══ Testo della pagina ══

12/04/2021
Ma la prova dell’illecito tocca sempre al Fisco
Se talune delle argomentazioni della Cassazione a Sezioni unite 8500/2021 sui termini decadenziali dei componenti reddituali pluriennali possono essere accettate, non può invece essere condivisa la conseguenza secondo cui il contribuente può essere sottoposto ad accertamento senza il rispetto di alcun termine decadenziale per l’amministrazione, come nel caso delle perdite riportabili.
La sensazione è che, come accaduto dopo gli approdi giurisprudenziali sul raddoppio dei termini, anche su questa vicenda dovrà intervenire una legge, per assicurare un minimo di garanzie al contribuente.

═══
══ Elenco dati ══

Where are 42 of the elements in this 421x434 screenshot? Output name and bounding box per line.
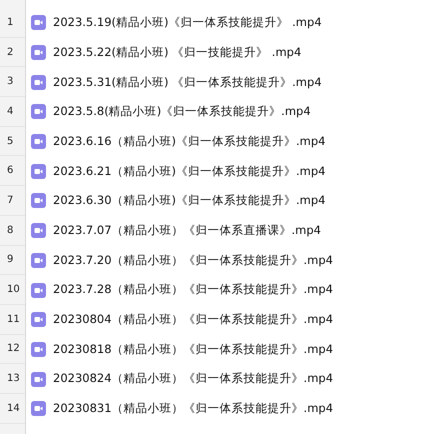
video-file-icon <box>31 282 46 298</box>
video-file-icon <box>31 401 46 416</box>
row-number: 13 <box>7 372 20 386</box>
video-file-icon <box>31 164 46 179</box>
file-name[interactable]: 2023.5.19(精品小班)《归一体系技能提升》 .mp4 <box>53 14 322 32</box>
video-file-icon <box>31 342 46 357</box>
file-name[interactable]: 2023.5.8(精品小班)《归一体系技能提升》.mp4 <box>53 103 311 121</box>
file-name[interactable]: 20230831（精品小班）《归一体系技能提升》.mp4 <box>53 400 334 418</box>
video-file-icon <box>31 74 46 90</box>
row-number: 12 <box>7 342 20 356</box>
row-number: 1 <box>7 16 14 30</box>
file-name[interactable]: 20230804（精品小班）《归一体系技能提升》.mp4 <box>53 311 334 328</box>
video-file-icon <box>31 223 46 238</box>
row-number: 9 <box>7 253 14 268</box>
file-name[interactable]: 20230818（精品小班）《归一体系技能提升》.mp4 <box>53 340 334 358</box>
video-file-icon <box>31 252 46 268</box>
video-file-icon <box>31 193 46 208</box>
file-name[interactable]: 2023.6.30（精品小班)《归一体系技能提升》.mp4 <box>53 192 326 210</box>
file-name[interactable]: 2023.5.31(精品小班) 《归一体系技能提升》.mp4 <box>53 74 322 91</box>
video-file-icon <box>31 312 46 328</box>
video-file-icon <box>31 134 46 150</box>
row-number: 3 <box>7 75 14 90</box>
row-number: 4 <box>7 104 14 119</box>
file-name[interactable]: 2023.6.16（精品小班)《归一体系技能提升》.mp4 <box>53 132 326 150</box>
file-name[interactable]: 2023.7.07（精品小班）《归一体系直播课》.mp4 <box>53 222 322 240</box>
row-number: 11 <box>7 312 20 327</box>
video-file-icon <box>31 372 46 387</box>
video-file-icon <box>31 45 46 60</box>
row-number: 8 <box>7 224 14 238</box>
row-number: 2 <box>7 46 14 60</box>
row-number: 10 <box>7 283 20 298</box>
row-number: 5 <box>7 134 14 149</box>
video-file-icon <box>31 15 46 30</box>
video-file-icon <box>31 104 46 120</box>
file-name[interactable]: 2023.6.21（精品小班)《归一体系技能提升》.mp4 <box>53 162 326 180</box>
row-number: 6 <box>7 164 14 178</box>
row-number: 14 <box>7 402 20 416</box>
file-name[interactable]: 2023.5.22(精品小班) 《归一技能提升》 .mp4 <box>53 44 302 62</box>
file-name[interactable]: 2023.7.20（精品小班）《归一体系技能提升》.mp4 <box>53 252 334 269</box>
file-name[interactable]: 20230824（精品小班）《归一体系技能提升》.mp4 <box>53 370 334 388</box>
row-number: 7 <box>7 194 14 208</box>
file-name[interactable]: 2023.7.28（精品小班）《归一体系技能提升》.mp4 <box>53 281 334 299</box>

═══
══ Elenco dati ══

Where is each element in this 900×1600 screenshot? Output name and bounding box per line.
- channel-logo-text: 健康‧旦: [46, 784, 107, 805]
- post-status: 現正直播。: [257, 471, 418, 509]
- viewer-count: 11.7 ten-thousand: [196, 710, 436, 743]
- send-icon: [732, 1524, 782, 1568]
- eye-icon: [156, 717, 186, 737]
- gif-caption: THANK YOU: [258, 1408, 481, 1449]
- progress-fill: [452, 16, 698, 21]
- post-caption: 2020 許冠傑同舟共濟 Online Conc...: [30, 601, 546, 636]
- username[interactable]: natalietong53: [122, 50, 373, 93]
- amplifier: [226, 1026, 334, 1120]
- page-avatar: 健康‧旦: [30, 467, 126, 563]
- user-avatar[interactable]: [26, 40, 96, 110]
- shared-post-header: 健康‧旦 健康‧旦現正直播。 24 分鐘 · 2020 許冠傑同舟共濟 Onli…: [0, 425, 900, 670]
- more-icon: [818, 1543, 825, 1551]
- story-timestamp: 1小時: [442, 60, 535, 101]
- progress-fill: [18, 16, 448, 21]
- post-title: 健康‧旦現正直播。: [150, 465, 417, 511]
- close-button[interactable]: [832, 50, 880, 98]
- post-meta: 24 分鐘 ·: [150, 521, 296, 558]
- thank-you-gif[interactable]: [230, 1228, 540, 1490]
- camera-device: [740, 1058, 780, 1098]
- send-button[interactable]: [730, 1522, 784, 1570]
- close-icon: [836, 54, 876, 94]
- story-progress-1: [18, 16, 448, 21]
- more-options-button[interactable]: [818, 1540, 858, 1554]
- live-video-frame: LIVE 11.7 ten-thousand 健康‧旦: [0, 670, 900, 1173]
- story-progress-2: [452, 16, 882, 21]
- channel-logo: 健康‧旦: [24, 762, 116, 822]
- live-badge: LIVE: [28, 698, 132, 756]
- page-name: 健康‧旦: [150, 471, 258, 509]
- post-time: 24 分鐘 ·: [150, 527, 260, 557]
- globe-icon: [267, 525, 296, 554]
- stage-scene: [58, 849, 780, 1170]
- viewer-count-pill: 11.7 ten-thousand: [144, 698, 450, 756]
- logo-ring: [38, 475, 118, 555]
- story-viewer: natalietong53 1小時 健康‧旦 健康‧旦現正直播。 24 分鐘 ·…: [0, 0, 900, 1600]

═══
══ Elenco dati ══

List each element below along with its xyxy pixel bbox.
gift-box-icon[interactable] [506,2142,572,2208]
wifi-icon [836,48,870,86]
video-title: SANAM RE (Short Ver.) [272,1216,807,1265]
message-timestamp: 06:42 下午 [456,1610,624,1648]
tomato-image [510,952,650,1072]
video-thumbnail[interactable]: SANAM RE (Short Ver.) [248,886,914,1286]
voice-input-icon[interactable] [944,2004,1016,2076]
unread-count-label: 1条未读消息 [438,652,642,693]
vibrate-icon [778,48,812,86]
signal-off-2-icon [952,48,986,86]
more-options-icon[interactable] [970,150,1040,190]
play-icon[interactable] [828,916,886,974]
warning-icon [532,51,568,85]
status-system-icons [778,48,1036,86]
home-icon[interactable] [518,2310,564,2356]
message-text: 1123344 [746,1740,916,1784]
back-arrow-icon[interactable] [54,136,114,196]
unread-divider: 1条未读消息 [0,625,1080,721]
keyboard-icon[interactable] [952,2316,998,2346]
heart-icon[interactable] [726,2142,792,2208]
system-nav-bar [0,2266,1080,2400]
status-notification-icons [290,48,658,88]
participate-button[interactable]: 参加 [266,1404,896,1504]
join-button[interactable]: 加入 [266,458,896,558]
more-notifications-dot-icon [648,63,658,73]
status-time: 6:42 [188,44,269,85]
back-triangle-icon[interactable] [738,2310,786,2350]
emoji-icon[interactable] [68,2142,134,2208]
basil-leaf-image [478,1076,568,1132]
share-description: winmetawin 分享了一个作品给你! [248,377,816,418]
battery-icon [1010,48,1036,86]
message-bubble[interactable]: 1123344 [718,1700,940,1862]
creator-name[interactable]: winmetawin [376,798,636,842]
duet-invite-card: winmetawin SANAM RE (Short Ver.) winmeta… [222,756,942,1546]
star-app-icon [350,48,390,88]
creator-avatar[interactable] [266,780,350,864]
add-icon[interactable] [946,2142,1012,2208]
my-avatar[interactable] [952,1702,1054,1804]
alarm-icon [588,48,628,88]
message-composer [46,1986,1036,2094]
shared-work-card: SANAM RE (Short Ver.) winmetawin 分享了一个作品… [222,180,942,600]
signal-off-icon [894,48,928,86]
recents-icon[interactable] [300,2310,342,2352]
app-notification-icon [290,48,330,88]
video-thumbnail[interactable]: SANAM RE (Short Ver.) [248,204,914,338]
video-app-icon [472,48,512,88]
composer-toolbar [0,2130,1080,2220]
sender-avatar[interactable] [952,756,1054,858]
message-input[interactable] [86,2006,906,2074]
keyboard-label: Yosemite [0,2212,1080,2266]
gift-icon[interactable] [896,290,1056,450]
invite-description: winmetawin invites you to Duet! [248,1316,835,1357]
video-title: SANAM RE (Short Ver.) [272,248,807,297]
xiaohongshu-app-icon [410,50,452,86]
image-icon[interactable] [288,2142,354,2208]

═══

#### Quesiti:
1: Riporta il testo sui termini di accertamento fiscale da "La sensazione è" a "garanzie al contribuente.", cambiando "contribuente" in "cittadino".
2: Riassumi in due frasi il testo sui termini di accertamento fiscale.

#### Elenco risposte:
1:
La sensazione è che, come accaduto dopo gli approdi giurisprudenziali sul raddoppio dei termini, anche su questa vicenda dovrà intervenire una legge, per assicurare un minimo di garanzie al cittadino.

2: Alcune argomentazioni della sentenza 8500/2021 della Cassazione a Sezioni unite sui termini decadenziali dei componenti reddituali pluriennali possono essere accettate, ma non la conseguenza che il contribuente possa essere sottoposto ad accertamento senza alcun termine decadenziale, come nel caso delle perdite riportabili. Come già accaduto con il raddoppio dei termini, si ha la sensazione che dovrà intervenire una legge per assicurare al contribuente un minimo di garanzie.